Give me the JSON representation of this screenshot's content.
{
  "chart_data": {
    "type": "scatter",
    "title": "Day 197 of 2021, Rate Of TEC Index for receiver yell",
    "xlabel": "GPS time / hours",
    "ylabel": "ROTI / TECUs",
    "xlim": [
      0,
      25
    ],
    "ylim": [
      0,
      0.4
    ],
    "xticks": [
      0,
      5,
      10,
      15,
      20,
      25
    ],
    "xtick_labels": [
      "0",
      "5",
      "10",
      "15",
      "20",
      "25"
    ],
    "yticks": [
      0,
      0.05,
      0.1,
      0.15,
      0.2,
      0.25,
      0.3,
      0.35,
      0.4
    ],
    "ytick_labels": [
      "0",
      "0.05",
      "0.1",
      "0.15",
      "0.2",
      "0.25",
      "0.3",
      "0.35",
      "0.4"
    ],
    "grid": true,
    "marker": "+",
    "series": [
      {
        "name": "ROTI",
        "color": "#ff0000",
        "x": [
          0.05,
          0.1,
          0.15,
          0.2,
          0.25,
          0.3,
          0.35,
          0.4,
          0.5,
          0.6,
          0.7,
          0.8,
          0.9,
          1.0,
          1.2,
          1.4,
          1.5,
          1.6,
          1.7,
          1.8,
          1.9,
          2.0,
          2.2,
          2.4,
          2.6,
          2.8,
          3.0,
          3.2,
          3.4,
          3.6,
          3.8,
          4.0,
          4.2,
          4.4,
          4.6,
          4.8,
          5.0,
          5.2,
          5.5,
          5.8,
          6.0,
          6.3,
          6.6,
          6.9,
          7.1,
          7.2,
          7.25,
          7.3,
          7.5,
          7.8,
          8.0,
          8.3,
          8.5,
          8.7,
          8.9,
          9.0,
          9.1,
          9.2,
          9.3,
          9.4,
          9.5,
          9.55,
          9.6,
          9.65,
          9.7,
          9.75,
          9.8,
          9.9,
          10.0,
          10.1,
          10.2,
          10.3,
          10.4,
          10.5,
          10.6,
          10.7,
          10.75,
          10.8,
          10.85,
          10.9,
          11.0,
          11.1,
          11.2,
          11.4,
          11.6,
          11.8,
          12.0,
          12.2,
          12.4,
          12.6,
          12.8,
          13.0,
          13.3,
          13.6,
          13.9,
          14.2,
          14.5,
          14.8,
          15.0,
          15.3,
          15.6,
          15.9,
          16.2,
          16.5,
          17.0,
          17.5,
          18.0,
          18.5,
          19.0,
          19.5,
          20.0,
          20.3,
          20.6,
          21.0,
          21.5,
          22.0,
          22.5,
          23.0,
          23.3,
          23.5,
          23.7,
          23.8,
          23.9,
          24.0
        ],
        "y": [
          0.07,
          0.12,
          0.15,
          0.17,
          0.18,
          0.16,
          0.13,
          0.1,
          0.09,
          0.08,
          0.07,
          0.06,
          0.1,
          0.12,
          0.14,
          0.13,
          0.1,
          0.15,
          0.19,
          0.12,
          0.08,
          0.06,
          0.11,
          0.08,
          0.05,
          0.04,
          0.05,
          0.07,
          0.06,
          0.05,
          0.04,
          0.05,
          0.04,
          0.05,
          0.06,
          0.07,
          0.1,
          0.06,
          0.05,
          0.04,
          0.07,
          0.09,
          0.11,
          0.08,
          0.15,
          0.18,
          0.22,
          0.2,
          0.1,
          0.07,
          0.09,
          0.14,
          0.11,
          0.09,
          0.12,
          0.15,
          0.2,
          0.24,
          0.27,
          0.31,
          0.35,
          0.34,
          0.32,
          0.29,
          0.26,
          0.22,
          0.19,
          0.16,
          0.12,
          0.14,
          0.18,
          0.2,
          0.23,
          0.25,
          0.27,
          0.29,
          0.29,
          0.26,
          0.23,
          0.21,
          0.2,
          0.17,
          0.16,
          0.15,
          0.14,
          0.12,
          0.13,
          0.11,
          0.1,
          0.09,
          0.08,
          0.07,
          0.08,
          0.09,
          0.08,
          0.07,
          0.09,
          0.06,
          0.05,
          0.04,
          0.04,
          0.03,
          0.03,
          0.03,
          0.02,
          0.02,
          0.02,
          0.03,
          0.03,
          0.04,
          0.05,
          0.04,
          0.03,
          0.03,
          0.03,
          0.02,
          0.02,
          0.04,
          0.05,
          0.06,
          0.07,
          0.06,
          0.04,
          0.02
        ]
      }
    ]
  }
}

-=-=-=-=-

- **INSTRUCTIONS TO FOLLOW**: Make an exact copy of every line in the data.

- **EXERCISE OUTPUT**:
Give me the JSON representation of this screenshot's content.
{
  "chart_data": {
    "type": "scatter",
    "title": "Day 197 of 2021, Rate Of TEC Index for receiver yell",
    "xlabel": "GPS time / hours",
    "ylabel": "ROTI / TECUs",
    "xlim": [
      0,
      25
    ],
    "ylim": [
      0,
      0.4
    ],
    "xticks": [
      0,
      5,
      10,
      15,
      20,
      25
    ],
    "xtick_labels": [
      "0",
      "5",
      "10",
      "15",
      "20",
      "25"
    ],
    "yticks": [
      0,
      0.05,
      0.1,
      0.15,
      0.2,
      0.25,
      0.3,
      0.35,
      0.4
    ],
    "ytick_labels": [
      "0",
      "0.05",
      "0.1",
      "0.15",
      "0.2",
      "0.25",
      "0.3",
      "0.35",
      "0.4"
    ],
    "grid": true,
    "marker": "+",
    "series": [
      {
        "name": "ROTI",
        "color": "#ff0000",
        "x": [
          0.05,
          0.1,
          0.15,
          0.2,
          0.25,
          0.3,
          0.35,
          0.4,
          0.5,
          0.6,
          0.7,
          0.8,
          0.9,
          1.0,
          1.2,
          1.4,
          1.5,
          1.6,
          1.7,
          1.8,
          1.9,
          2.0,
          2.2,
          2.4,
          2.6,
          2.8,
          3.0,
          3.2,
          3.4,
          3.6,
          3.8,
          4.0,
          4.2,
          4.4,
          4.6,
          4.8,
          5.0,
          5.2,
          5.5,
          5.8,
          6.0,
          6.3,
          6.6,
          6.9,
          7.1,
          7.2,
          7.25,
          7.3,
          7.5,
          7.8,
          8.0,
          8.3,
          8.5,
          8.7,
          8.9,
          9.0,
          9.1,
          9.2,
          9.3,
          9.4,
          9.5,
          9.55,
          9.6,
          9.65,
          9.7,
          9.75,
          9.8,
          9.9,
          10.0,
          10.1,
          10.2,
          10.3,
          10.4,
          10.5,
          10.6,
          10.7,
          10.75,
          10.8,
          10.85,
          10.9,
          11.0,
          11.1,
          11.2,
          11.4,
          11.6,
          11.8,
          12.0,
          12.2,
          12.4,
          12.6,
          12.8,
          13.0,
          13.3,
          13.6,
          13.9,
          14.2,
          14.5,
          14.8,
          15.0,
          15.3,
          15.6,
          15.9,
          16.2,
          16.5,
          17.0,
          17.5,
          18.0,
          18.5,
          19.0,
          19.5,
          20.0,
          20.3,
          20.6,
          21.0,
          21.5,
          22.0,
          22.5,
          23.0,
          23.3,
          23.5,
          23.7,
          23.8,
          23.9,
          24.0
        ],
        "y": [
          0.07,
          0.12,
          0.15,
          0.17,
          0.18,
          0.16,
          0.13,
          0.1,
          0.09,
          0.08,
          0.07,
          0.06,
          0.1,
          0.12,
          0.14,
          0.13,
          0.1,
          0.15,
          0.19,
          0.12,
          0.08,
          0.06,
          0.11,
          0.08,
          0.05,
          0.04,
          0.05,
          0.07,
          0.06,
          0.05,
          0.04,
          0.05,
          0.04,
          0.05,
          0.06,
          0.07,
          0.1,
          0.06,
          0.05,
          0.04,
          0.07,
          0.09,
          0.11,
          0.08,
          0.15,
          0.18,
          0.22,
          0.2,
          0.1,
          0.07,
          0.09,
          0.14,
          0.11,
          0.09,
          0.12,
          0.15,
          0.2,
          0.24,
          0.27,
          0.31,
          0.35,
          0.34,
          0.32,
          0.29,
          0.26,
          0.22,
          0.19,
          0.16,
          0.12,
          0.14,
          0.18,
          0.2,
          0.23,
          0.25,
          0.27,
          0.29,
          0.29,
          0.26,
          0.23,
          0.21,
          0.2,
          0.17,
          0.16,
          0.15,
          0.14,
          0.12,
          0.13,
          0.11,
          0.1,
          0.09,
          0.08,
          0.07,
          0.08,
          0.09,
          0.08,
          0.07,
          0.09,
          0.06,
          0.05,
          0.04,
          0.04,
          0.03,
          0.03,
          0.03,
          0.02,
          0.02,
          0.02,
          0.03,
          0.03,
          0.04,
          0.05,
          0.04,
          0.03,
          0.03,
          0.03,
          0.02,
          0.02,
          0.04,
          0.05,
          0.06,
          0.07,
          0.06,
          0.04,
          0.02
        ]
      }
    ]
  }
}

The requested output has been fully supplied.